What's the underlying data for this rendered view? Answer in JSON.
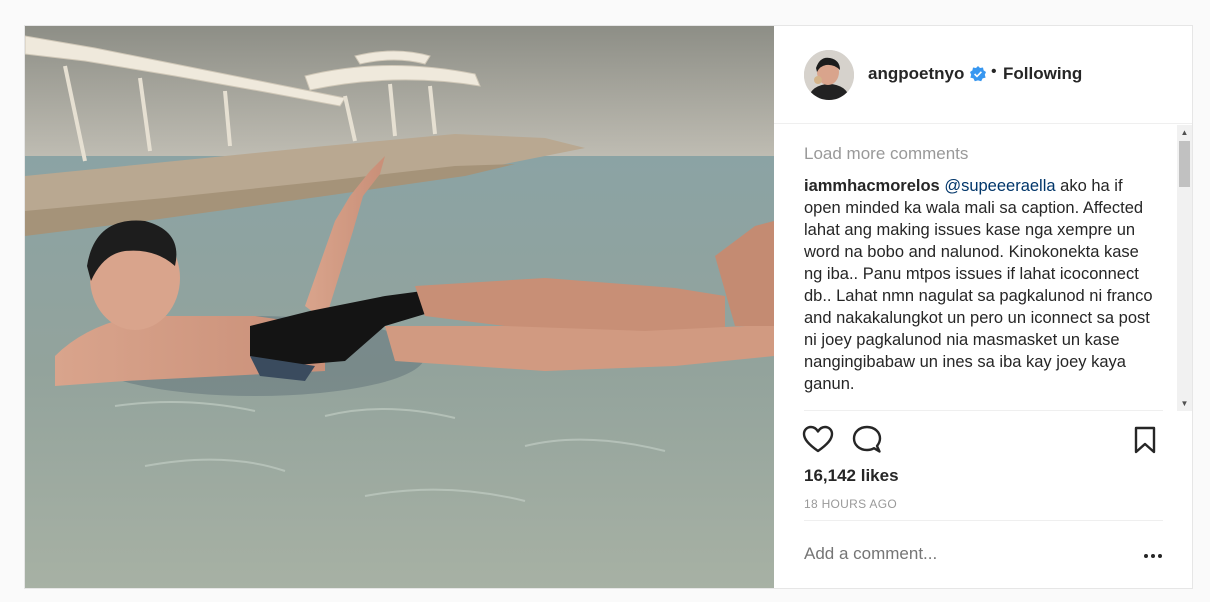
{
  "post": {
    "photo": {
      "description_icon": "photo-image"
    },
    "header": {
      "username": "angpoetnyo",
      "separator": "•",
      "follow_label": "Following",
      "verified_color": "#3897f0"
    },
    "comments": {
      "load_more": "Load more comments",
      "items": [
        {
          "author": "iammhacmorelos",
          "mention": "@supeeeraella",
          "text": " ako ha if open minded ka wala mali sa caption. Affected lahat ang making issues kase nga xempre un word na bobo and nalunod. Kinokonekta kase ng iba.. Panu mtpos issues if lahat icoconnect db.. Lahat nmn nagulat sa pagkalunod ni franco and nakakalungkot un pero un iconnect sa post ni joey pagkalunod nia masmasket un kase nangingibabaw un ines sa iba kay joey kaya ganun."
        }
      ]
    },
    "likes": "16,142 likes",
    "timestamp": "18 HOURS AGO",
    "add_comment_placeholder": "Add a comment...",
    "icons": {
      "like": "heart-icon",
      "comment": "speech-bubble-icon",
      "save": "bookmark-icon",
      "more": "more-options-icon"
    }
  }
}
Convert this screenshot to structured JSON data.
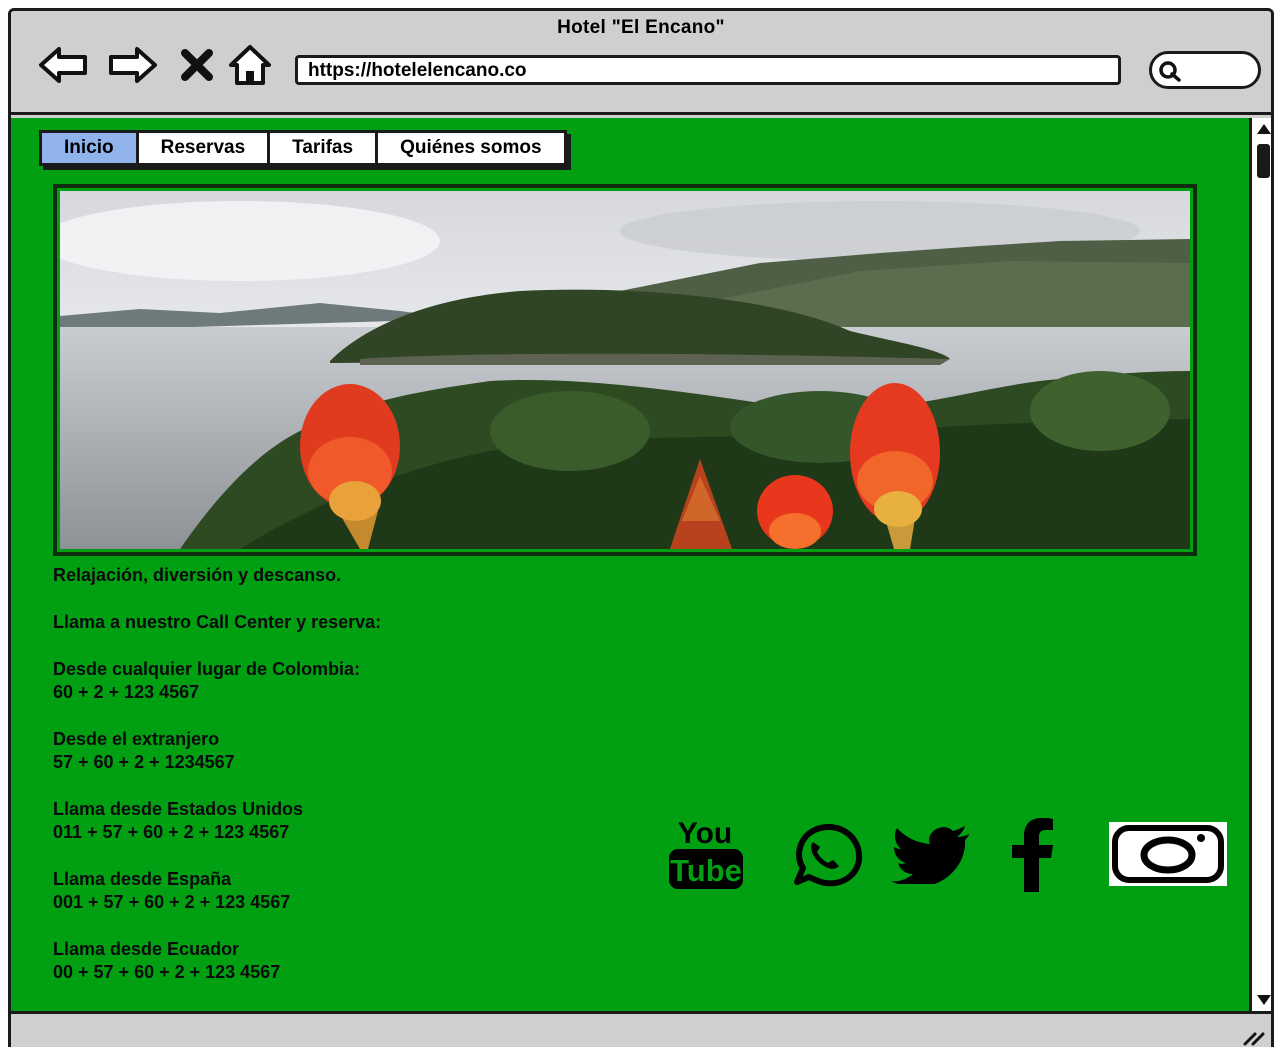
{
  "window": {
    "title": "Hotel \"El Encano\""
  },
  "toolbar": {
    "back_icon": "arrow-left-icon",
    "forward_icon": "arrow-right-icon",
    "stop_icon": "close-icon",
    "home_icon": "home-icon",
    "url": "https://hotelelencano.co",
    "search_icon": "search-icon"
  },
  "tabs": [
    {
      "label": "Inicio",
      "active": true
    },
    {
      "label": "Reservas",
      "active": false
    },
    {
      "label": "Tarifas",
      "active": false
    },
    {
      "label": "Quiénes somos",
      "active": false
    }
  ],
  "hero": {
    "description_icon": "landscape-image"
  },
  "info": {
    "tagline": "Relajación, diversión y descanso.",
    "call_center": "Llama a nuestro Call Center y reserva:",
    "contacts": [
      {
        "label": "Desde cualquier lugar de Colombia:",
        "number": "60 + 2 + 123 4567"
      },
      {
        "label": "Desde el extranjero",
        "number": "57 + 60 + 2 + 1234567"
      },
      {
        "label": "Llama desde Estados Unidos",
        "number": "011 + 57 + 60 + 2 + 123 4567"
      },
      {
        "label": "Llama desde España",
        "number": "001 + 57 + 60 + 2 + 123 4567"
      },
      {
        "label": "Llama desde Ecuador",
        "number": "00 + 57 + 60 + 2 + 123 4567"
      }
    ]
  },
  "social": {
    "youtube_top": "You",
    "youtube_bottom": "Tube",
    "icons": [
      "youtube-icon",
      "whatsapp-icon",
      "twitter-icon",
      "facebook-icon",
      "instagram-icon"
    ]
  },
  "colors": {
    "page_bg": "#00a012",
    "chrome": "#cfcfcf",
    "active_tab": "#8fb3ea",
    "outline": "#1a1a1a"
  }
}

○ ○ ○ ○

● Written task
Copy each line of the data that contains the word "number".

● Solved problem
        "number": "60 + 2 + 123 4567"
        "number": "57 + 60 + 2 + 1234567"
        "number": "011 + 57 + 60 + 2 + 123 4567"
        "number": "001 + 57 + 60 + 2 + 123 4567"
        "number": "00 + 57 + 60 + 2 + 123 4567"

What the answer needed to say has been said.